─── Data provided ───

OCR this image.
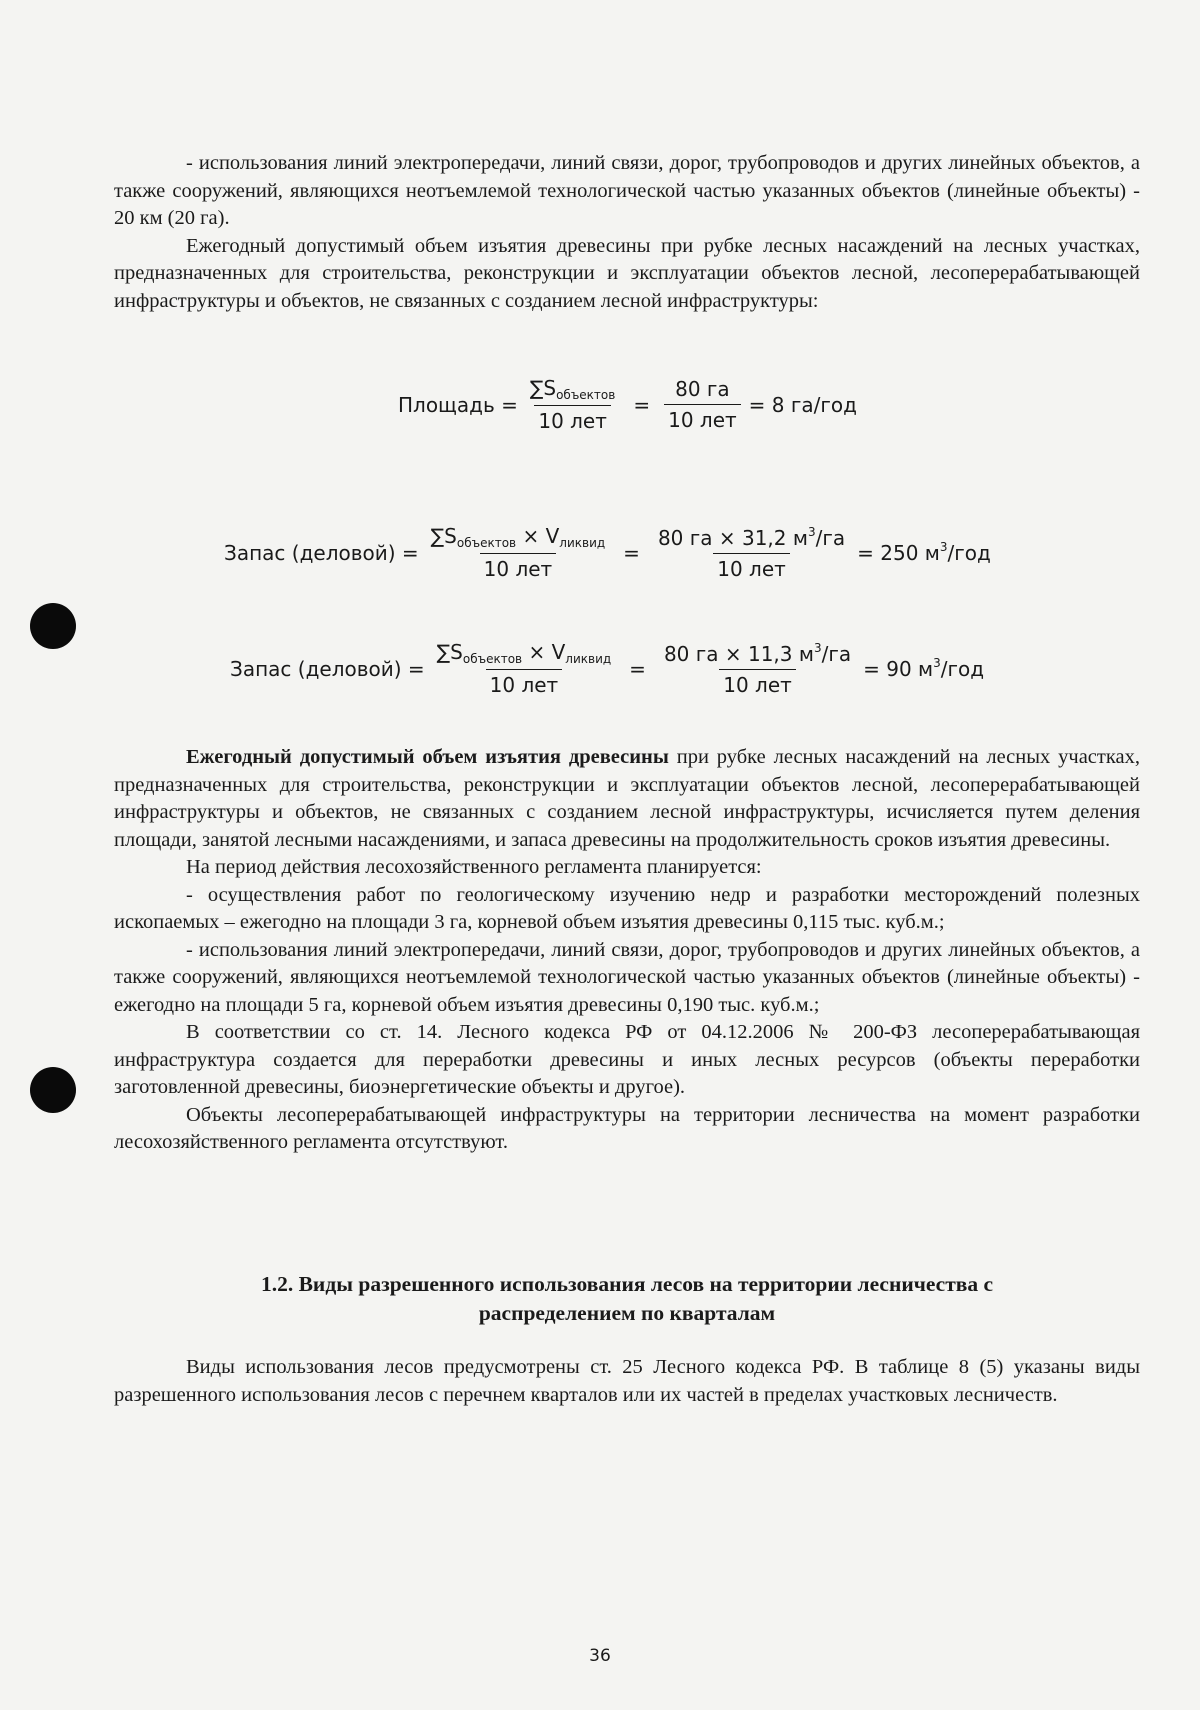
- использования линий электропередачи, линий связи, дорог, трубопроводов и других линейных объектов, а также сооружений, являющихся неотъемлемой технологической частью указанных объектов (линейные объекты) - 20 км (20 га).

Ежегодный допустимый объем изъятия древесины при рубке лесных насаждений на лесных участках, предназначенных для строительства, реконструкции и эксплуатации объектов лесной, лесоперерабатывающей инфраструктуры и объектов, не связанных с созданием лесной инфраструктуры:

Площадь = $\frac{\sum S_{объектов}}{\text{10 лет}} = \frac{80 га}{\text{10 лет}} = 8$ га/год
Запас (деловой) = $\frac{\sum S_{объектов} \times V_{ликвид}}{\text{10 лет}} = \frac{80 га \times 31,2 м^3/га}{\text{10 лет}} = 250$ $м^3$/год
Запас (деловой) = $\frac{\sum S_{объектов} \times V_{ликвид}}{\text{10 лет}} = \frac{80 га \times 11,3 м^3/га}{\text{10 лет}} = 90$ $м^3$/год

Ежегодный допустимый объем изъятия древесины при рубке лесных насаждений на лесных участках, предназначенных для строительства, реконструкции и эксплуатации объектов лесной, лесоперерабатывающей инфраструктуры и объектов, не связанных с созданием лесной инфраструктуры, исчисляется путем деления площади, занятой лесными насаждениями, и запаса древесины на продолжительность сроков изъятия древесины.

На период действия лесохозяйственного регламента планируется:

- осуществления работ по геологическому изучению недр и разработки месторождений полезных ископаемых – ежегодно на площади 3 га, корневой объем изъятия древесины 0,115 тыс. куб.м.;

- использования линий электропередачи, линий связи, дорог, трубопроводов и других линейных объектов, а также сооружений, являющихся неотъемлемой технологической частью указанных объектов (линейные объекты) - ежегодно на площади 5 га, корневой объем изъятия древесины 0,190 тыс. куб.м.;

В соответствии со ст. 14. Лесного кодекса РФ от 04.12.2006 № 200-ФЗ лесоперерабатывающая инфраструктура создается для переработки древесины и иных лесных ресурсов (объекты переработки заготовленной древесины, биоэнергетические объекты и другое).

Объекты лесоперерабатывающей инфраструктуры на территории лесничества на момент разработки лесохозяйственного регламента отсутствуют.

1.2. Виды разрешенного использования лесов на территории лесничества с
распределением по кварталам

Виды использования лесов предусмотрены ст. 25 Лесного кодекса РФ. В таблице 8 (5) указаны виды разрешенного использования лесов с перечнем кварталов или их частей в пределах участковых лесничеств.

36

───

What you will do: Copy out every line holding the string "лесничества".

Right answer:
Объекты лесоперерабатывающей инфраструктуры на территории лесничества на момент разработки лесохозяйственного регламента отсутствуют.
1.2. Виды разрешенного использования лесов на территории лесничества с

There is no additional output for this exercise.